— start —

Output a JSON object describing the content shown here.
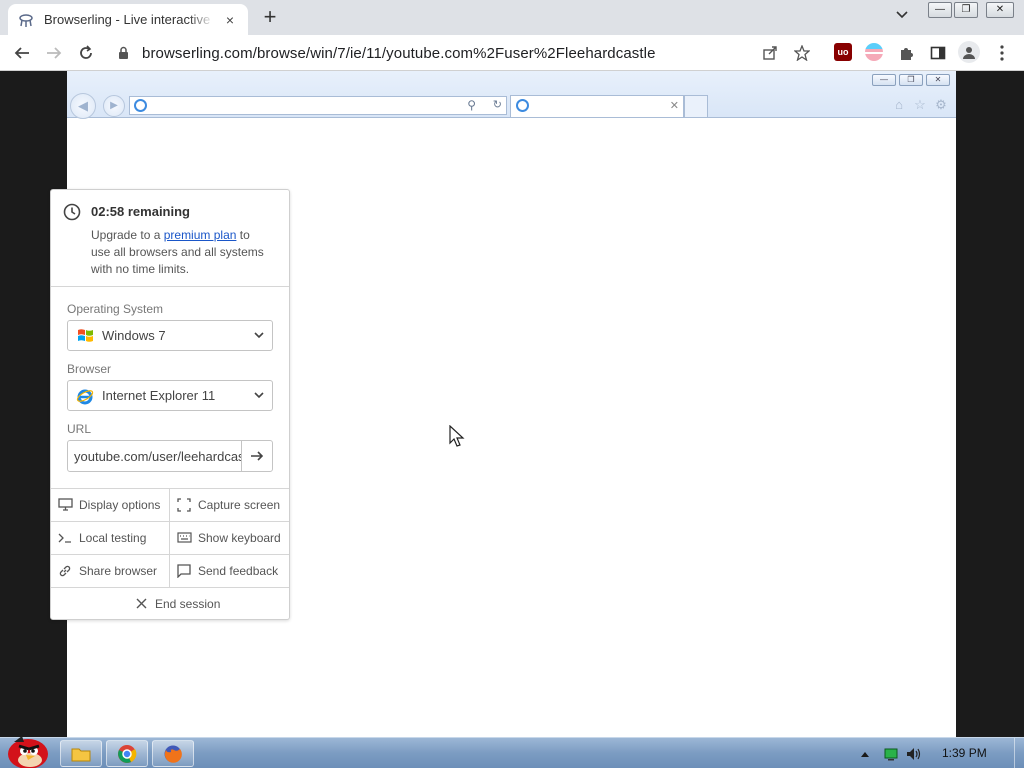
{
  "chrome": {
    "tab_title": "Browserling - Live interactive cross-browser testing",
    "tab_close": "×",
    "new_tab": "+",
    "address_url": "browserling.com/browse/win/7/ie/11/youtube.com%2Fuser%2Fleehardcastle",
    "extensions": [
      "uBlock Origin",
      "pride-extension",
      "extensions-puzzle",
      "side-panel",
      "profile"
    ]
  },
  "panel": {
    "timer": {
      "remaining": "02:58 remaining",
      "upgrade_prefix": "Upgrade to a ",
      "upgrade_link": "premium plan",
      "upgrade_suffix": " to use all browsers and all systems with no time limits."
    },
    "os_label": "Operating System",
    "os_value": "Windows 7",
    "browser_label": "Browser",
    "browser_value": "Internet Explorer 11",
    "url_label": "URL",
    "url_value": "youtube.com/user/leehardcastle",
    "actions": {
      "display_options": "Display options",
      "capture_screen": "Capture screen",
      "local_testing": "Local testing",
      "show_keyboard": "Show keyboard",
      "share_browser": "Share browser",
      "send_feedback": "Send feedback",
      "end_session": "End session"
    }
  },
  "taskbar": {
    "clock": "1:39 PM"
  },
  "colors": {
    "link": "#1a56c8",
    "taskbar": "#7c9cc2",
    "chrome_tabbar": "#dee1e6"
  }
}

— end —

**Requirement:** Print all of the entries word for word. Skip any images they contain.

**Written response:**
Output a JSON object describing the content shown here.
{
  "chrome": {
    "tab_title": "Browserling - Live interactive cross-browser testing",
    "tab_close": "×",
    "new_tab": "+",
    "address_url": "browserling.com/browse/win/7/ie/11/youtube.com%2Fuser%2Fleehardcastle",
    "extensions": [
      "uBlock Origin",
      "pride-extension",
      "extensions-puzzle",
      "side-panel",
      "profile"
    ]
  },
  "panel": {
    "timer": {
      "remaining": "02:58 remaining",
      "upgrade_prefix": "Upgrade to a ",
      "upgrade_link": "premium plan",
      "upgrade_suffix": " to use all browsers and all systems with no time limits."
    },
    "os_label": "Operating System",
    "os_value": "Windows 7",
    "browser_label": "Browser",
    "browser_value": "Internet Explorer 11",
    "url_label": "URL",
    "url_value": "youtube.com/user/leehardcastle",
    "actions": {
      "display_options": "Display options",
      "capture_screen": "Capture screen",
      "local_testing": "Local testing",
      "show_keyboard": "Show keyboard",
      "share_browser": "Share browser",
      "send_feedback": "Send feedback",
      "end_session": "End session"
    }
  },
  "taskbar": {
    "clock": "1:39 PM"
  },
  "colors": {
    "link": "#1a56c8",
    "taskbar": "#7c9cc2",
    "chrome_tabbar": "#dee1e6"
  }
}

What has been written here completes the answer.